:: DATASET ENTRIES

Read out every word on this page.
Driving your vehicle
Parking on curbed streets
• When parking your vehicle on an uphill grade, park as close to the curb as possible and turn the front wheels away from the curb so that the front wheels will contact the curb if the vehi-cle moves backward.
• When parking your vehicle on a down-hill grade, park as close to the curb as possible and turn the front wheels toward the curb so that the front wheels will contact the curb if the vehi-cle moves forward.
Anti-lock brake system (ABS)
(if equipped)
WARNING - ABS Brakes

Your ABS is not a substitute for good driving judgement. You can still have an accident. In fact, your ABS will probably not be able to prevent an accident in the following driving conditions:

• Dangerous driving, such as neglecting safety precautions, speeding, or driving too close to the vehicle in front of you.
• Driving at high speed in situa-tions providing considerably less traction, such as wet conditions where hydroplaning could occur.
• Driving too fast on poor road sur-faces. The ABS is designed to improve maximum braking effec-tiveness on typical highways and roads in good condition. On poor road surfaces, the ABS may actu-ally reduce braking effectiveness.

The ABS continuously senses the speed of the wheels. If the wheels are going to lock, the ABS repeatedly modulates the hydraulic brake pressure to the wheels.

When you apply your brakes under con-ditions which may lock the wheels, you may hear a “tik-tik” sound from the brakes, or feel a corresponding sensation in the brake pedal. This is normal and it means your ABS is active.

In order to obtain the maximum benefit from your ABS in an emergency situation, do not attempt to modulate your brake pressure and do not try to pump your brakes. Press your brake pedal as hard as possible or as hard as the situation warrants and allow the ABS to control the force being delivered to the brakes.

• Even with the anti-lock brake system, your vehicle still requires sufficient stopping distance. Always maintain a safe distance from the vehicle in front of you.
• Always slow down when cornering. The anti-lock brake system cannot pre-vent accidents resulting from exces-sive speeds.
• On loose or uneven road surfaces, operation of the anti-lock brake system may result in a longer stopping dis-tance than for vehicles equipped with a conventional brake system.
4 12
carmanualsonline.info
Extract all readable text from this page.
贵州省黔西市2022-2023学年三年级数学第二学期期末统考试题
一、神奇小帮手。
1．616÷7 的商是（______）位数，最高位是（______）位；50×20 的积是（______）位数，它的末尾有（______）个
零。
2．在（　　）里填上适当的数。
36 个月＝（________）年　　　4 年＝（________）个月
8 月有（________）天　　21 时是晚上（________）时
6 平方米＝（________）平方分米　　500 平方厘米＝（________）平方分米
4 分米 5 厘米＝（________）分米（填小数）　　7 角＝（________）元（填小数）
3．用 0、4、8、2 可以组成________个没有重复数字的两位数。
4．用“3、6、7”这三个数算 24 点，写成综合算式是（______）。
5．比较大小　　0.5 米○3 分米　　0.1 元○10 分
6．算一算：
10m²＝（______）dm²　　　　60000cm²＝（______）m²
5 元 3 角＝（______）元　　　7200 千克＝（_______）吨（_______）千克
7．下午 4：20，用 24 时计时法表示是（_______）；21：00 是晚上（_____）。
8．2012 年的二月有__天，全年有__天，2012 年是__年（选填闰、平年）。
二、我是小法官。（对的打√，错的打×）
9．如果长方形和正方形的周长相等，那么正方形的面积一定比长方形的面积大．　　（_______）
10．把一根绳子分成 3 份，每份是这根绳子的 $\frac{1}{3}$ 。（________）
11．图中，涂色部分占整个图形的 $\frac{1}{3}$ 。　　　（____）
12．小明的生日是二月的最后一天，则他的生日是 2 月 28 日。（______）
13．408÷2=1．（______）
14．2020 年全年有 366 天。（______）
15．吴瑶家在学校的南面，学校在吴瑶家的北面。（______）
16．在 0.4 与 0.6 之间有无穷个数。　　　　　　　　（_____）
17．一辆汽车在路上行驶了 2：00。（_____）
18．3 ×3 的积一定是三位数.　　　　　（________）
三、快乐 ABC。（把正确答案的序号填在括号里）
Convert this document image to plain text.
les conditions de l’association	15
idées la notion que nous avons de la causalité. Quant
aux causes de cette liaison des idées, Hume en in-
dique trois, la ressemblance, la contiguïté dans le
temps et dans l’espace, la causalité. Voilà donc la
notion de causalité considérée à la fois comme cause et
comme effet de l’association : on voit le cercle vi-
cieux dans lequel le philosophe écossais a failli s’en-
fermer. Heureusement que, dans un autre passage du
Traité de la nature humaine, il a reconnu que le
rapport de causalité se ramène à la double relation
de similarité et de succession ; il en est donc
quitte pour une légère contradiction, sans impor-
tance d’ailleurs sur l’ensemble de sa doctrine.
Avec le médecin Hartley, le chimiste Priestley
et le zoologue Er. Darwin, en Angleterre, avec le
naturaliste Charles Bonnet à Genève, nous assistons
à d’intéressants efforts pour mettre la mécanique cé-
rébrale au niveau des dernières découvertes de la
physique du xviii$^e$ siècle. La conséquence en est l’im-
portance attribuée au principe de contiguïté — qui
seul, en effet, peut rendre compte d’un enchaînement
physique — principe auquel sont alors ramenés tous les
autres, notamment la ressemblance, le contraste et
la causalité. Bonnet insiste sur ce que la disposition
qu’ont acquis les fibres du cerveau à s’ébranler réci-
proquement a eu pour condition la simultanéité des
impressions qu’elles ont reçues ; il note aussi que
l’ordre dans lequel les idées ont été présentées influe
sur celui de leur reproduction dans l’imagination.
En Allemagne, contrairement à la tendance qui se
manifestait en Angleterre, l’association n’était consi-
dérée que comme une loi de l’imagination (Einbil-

::::

▶ **REQUIRED WORK**
Make an exact copy of the data above.

▶ **EXERCISE OUTPUT**
Read out every word on this page.
Driving your vehicle
Parking on curbed streets
• When parking your vehicle on an uphill grade, park as close to the curb as possible and turn the front wheels away from the curb so that the front wheels will contact the curb if the vehi-cle moves backward.
• When parking your vehicle on a down-hill grade, park as close to the curb as possible and turn the front wheels toward the curb so that the front wheels will contact the curb if the vehi-cle moves forward.
Anti-lock brake system (ABS)
(if equipped)
WARNING - ABS Brakes

Your ABS is not a substitute for good driving judgement. You can still have an accident. In fact, your ABS will probably not be able to prevent an accident in the following driving conditions:

• Dangerous driving, such as neglecting safety precautions, speeding, or driving too close to the vehicle in front of you.
• Driving at high speed in situa-tions providing considerably less traction, such as wet conditions where hydroplaning could occur.
• Driving too fast on poor road sur-faces. The ABS is designed to improve maximum braking effec-tiveness on typical highways and roads in good condition. On poor road surfaces, the ABS may actu-ally reduce braking effectiveness.

The ABS continuously senses the speed of the wheels. If the wheels are going to lock, the ABS repeatedly modulates the hydraulic brake pressure to the wheels.

When you apply your brakes under con-ditions which may lock the wheels, you may hear a “tik-tik” sound from the brakes, or feel a corresponding sensation in the brake pedal. This is normal and it means your ABS is active.

In order to obtain the maximum benefit from your ABS in an emergency situation, do not attempt to modulate your brake pressure and do not try to pump your brakes. Press your brake pedal as hard as possible or as hard as the situation warrants and allow the ABS to control the force being delivered to the brakes.

• Even with the anti-lock brake system, your vehicle still requires sufficient stopping distance. Always maintain a safe distance from the vehicle in front of you.
• Always slow down when cornering. The anti-lock brake system cannot pre-vent accidents resulting from exces-sive speeds.
• On loose or uneven road surfaces, operation of the anti-lock brake system may result in a longer stopping dis-tance than for vehicles equipped with a conventional brake system.
4 12
carmanualsonline.info
Extract all readable text from this page.
贵州省黔西市2022-2023学年三年级数学第二学期期末统考试题
一、神奇小帮手。
1．616÷7 的商是（______）位数，最高位是（______）位；50×20 的积是（______）位数，它的末尾有（______）个
零。
2．在（　　）里填上适当的数。
36 个月＝（________）年　　　4 年＝（________）个月
8 月有（________）天　　21 时是晚上（________）时
6 平方米＝（________）平方分米　　500 平方厘米＝（________）平方分米
4 分米 5 厘米＝（________）分米（填小数）　　7 角＝（________）元（填小数）
3．用 0、4、8、2 可以组成________个没有重复数字的两位数。
4．用“3、6、7”这三个数算 24 点，写成综合算式是（______）。
5．比较大小　　0.5 米○3 分米　　0.1 元○10 分
6．算一算：
10m²＝（______）dm²　　　　60000cm²＝（______）m²
5 元 3 角＝（______）元　　　7200 千克＝（_______）吨（_______）千克
7．下午 4：20，用 24 时计时法表示是（_______）；21：00 是晚上（_____）。
8．2012 年的二月有__天，全年有__天，2012 年是__年（选填闰、平年）。
二、我是小法官。（对的打√，错的打×）
9．如果长方形和正方形的周长相等，那么正方形的面积一定比长方形的面积大．　　（_______）
10．把一根绳子分成 3 份，每份是这根绳子的 $\frac{1}{3}$ 。（________）
11．图中，涂色部分占整个图形的 $\frac{1}{3}$ 。　　　（____）
12．小明的生日是二月的最后一天，则他的生日是 2 月 28 日。（______）
13．408÷2=1．（______）
14．2020 年全年有 366 天。（______）
15．吴瑶家在学校的南面，学校在吴瑶家的北面。（______）
16．在 0.4 与 0.6 之间有无穷个数。　　　　　　　　（_____）
17．一辆汽车在路上行驶了 2：00。（_____）
18．3 ×3 的积一定是三位数.　　　　　（________）
三、快乐 ABC。（把正确答案的序号填在括号里）
Convert this document image to plain text.
les conditions de l’association	15
idées la notion que nous avons de la causalité. Quant
aux causes de cette liaison des idées, Hume en in-
dique trois, la ressemblance, la contiguïté dans le
temps et dans l’espace, la causalité. Voilà donc la
notion de causalité considérée à la fois comme cause et
comme effet de l’association : on voit le cercle vi-
cieux dans lequel le philosophe écossais a failli s’en-
fermer. Heureusement que, dans un autre passage du
Traité de la nature humaine, il a reconnu que le
rapport de causalité se ramène à la double relation
de similarité et de succession ; il en est donc
quitte pour une légère contradiction, sans impor-
tance d’ailleurs sur l’ensemble de sa doctrine.
Avec le médecin Hartley, le chimiste Priestley
et le zoologue Er. Darwin, en Angleterre, avec le
naturaliste Charles Bonnet à Genève, nous assistons
à d’intéressants efforts pour mettre la mécanique cé-
rébrale au niveau des dernières découvertes de la
physique du xviii$^e$ siècle. La conséquence en est l’im-
portance attribuée au principe de contiguïté — qui
seul, en effet, peut rendre compte d’un enchaînement
physique — principe auquel sont alors ramenés tous les
autres, notamment la ressemblance, le contraste et
la causalité. Bonnet insiste sur ce que la disposition
qu’ont acquis les fibres du cerveau à s’ébranler réci-
proquement a eu pour condition la simultanéité des
impressions qu’elles ont reçues ; il note aussi que
l’ordre dans lequel les idées ont été présentées influe
sur celui de leur reproduction dans l’imagination.
En Allemagne, contrairement à la tendance qui se
manifestait en Angleterre, l’association n’était consi-
dérée que comme une loi de l’imagination (Einbil-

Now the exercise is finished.